- **Task requirements**:
Extract the full listing verbatim and drop any pictures from your copy.

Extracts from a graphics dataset
++++++

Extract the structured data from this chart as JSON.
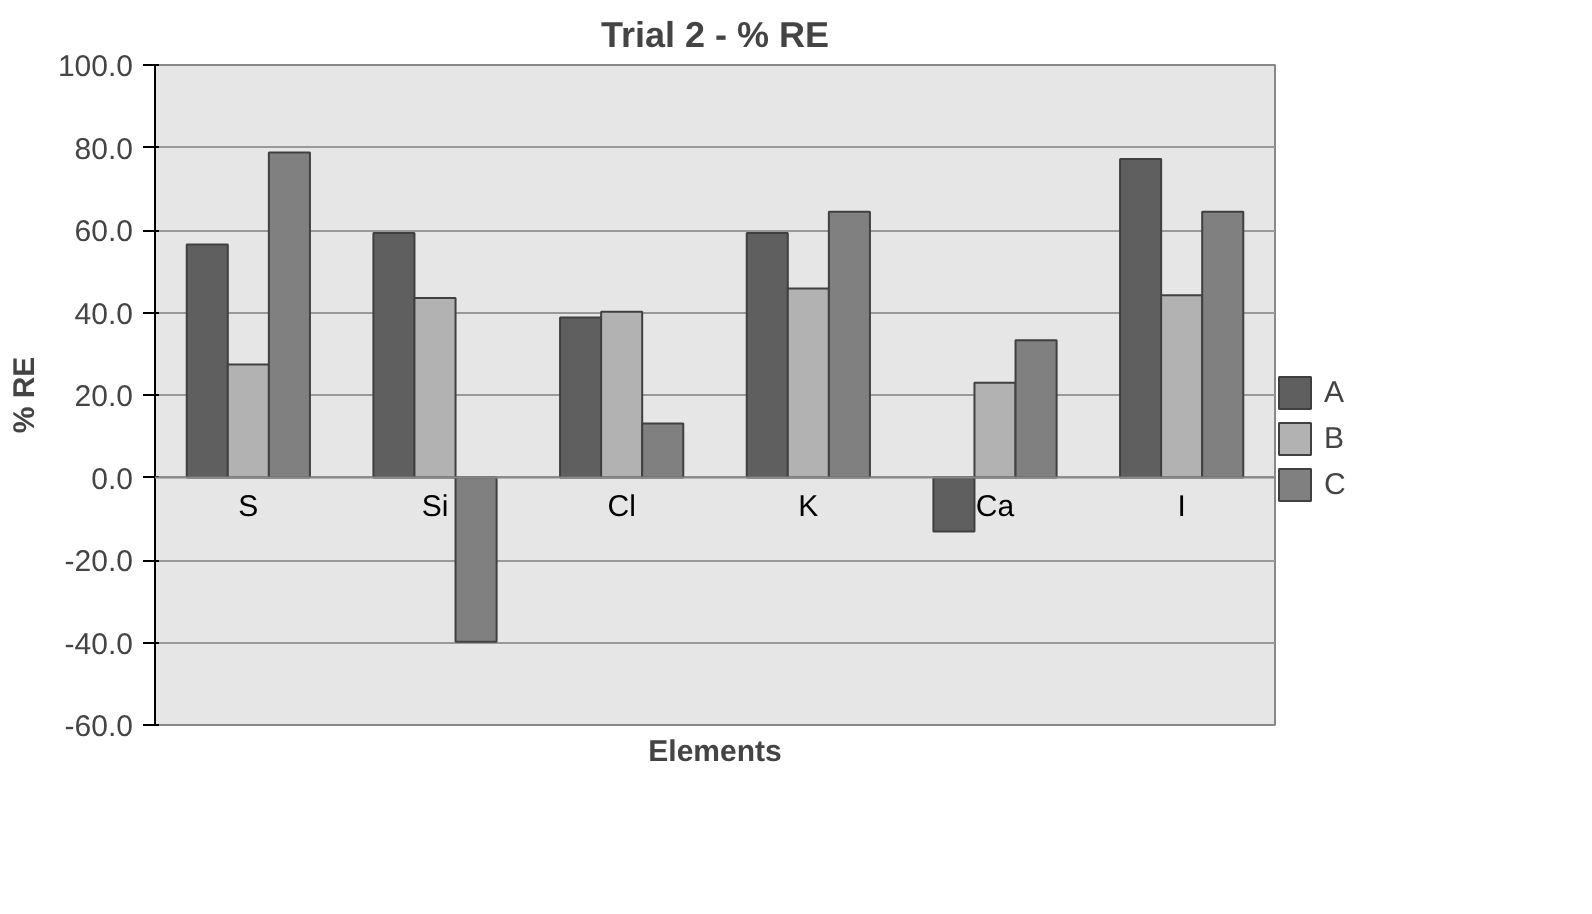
{
  "chart_data": {
    "type": "bar",
    "title": "Trial 2 - % RE",
    "xlabel": "Elements",
    "ylabel": "% RE",
    "categories": [
      "S",
      "Si",
      "Cl",
      "K",
      "Ca",
      "I"
    ],
    "series": [
      {
        "name": "A",
        "color": "#5f5f5f",
        "values": [
          56.5,
          59.3,
          38.8,
          59.3,
          -13.1,
          77.2
        ]
      },
      {
        "name": "B",
        "color": "#b2b2b2",
        "values": [
          27.4,
          43.5,
          40.2,
          45.8,
          23.0,
          44.2
        ]
      },
      {
        "name": "C",
        "color": "#808080",
        "values": [
          78.8,
          -39.8,
          13.1,
          64.4,
          33.3,
          64.4
        ]
      }
    ],
    "ylim": [
      -60,
      100
    ],
    "yticks": [
      {
        "value": -60,
        "label": "-60.0"
      },
      {
        "value": -40,
        "label": "-40.0"
      },
      {
        "value": -20,
        "label": "-20.0"
      },
      {
        "value": 0,
        "label": "0.0"
      },
      {
        "value": 20,
        "label": "20.0"
      },
      {
        "value": 40,
        "label": "40.0"
      },
      {
        "value": 60,
        "label": "60.0"
      },
      {
        "value": 80,
        "label": "80.0"
      },
      {
        "value": 100,
        "label": "100.0"
      }
    ],
    "grid": "y",
    "legend": "right"
  }
}
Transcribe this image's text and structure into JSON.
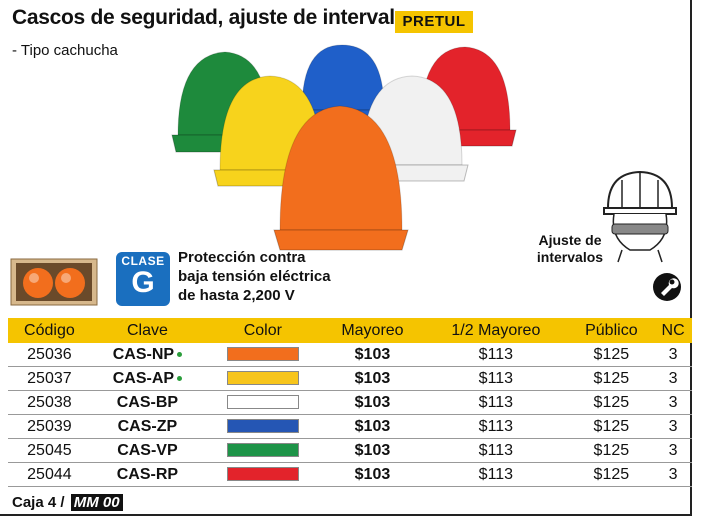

++++++

- **Finished answer**:
Extract the structured data from this chart as JSON.
{
  "chart_data": {
    "type": "bar",
    "title": "Trial 2 - % RE",
    "xlabel": "Elements",
    "ylabel": "% RE",
    "categories": [
      "S",
      "Si",
      "Cl",
      "K",
      "Ca",
      "I"
    ],
    "series": [
      {
        "name": "A",
        "color": "#5f5f5f",
        "values": [
          56.5,
          59.3,
          38.8,
          59.3,
          -13.1,
          77.2
        ]
      },
      {
        "name": "B",
        "color": "#b2b2b2",
        "values": [
          27.4,
          43.5,
          40.2,
          45.8,
          23.0,
          44.2
        ]
      },
      {
        "name": "C",
        "color": "#808080",
        "values": [
          78.8,
          -39.8,
          13.1,
          64.4,
          33.3,
          64.4
        ]
      }
    ],
    "ylim": [
      -60,
      100
    ],
    "yticks": [
      {
        "value": -60,
        "label": "-60.0"
      },
      {
        "value": -40,
        "label": "-40.0"
      },
      {
        "value": -20,
        "label": "-20.0"
      },
      {
        "value": 0,
        "label": "0.0"
      },
      {
        "value": 20,
        "label": "20.0"
      },
      {
        "value": 40,
        "label": "40.0"
      },
      {
        "value": 60,
        "label": "60.0"
      },
      {
        "value": 80,
        "label": "80.0"
      },
      {
        "value": 100,
        "label": "100.0"
      }
    ],
    "grid": "y",
    "legend": "right"
  }
}
Transcribe this image's text and structure into JSON.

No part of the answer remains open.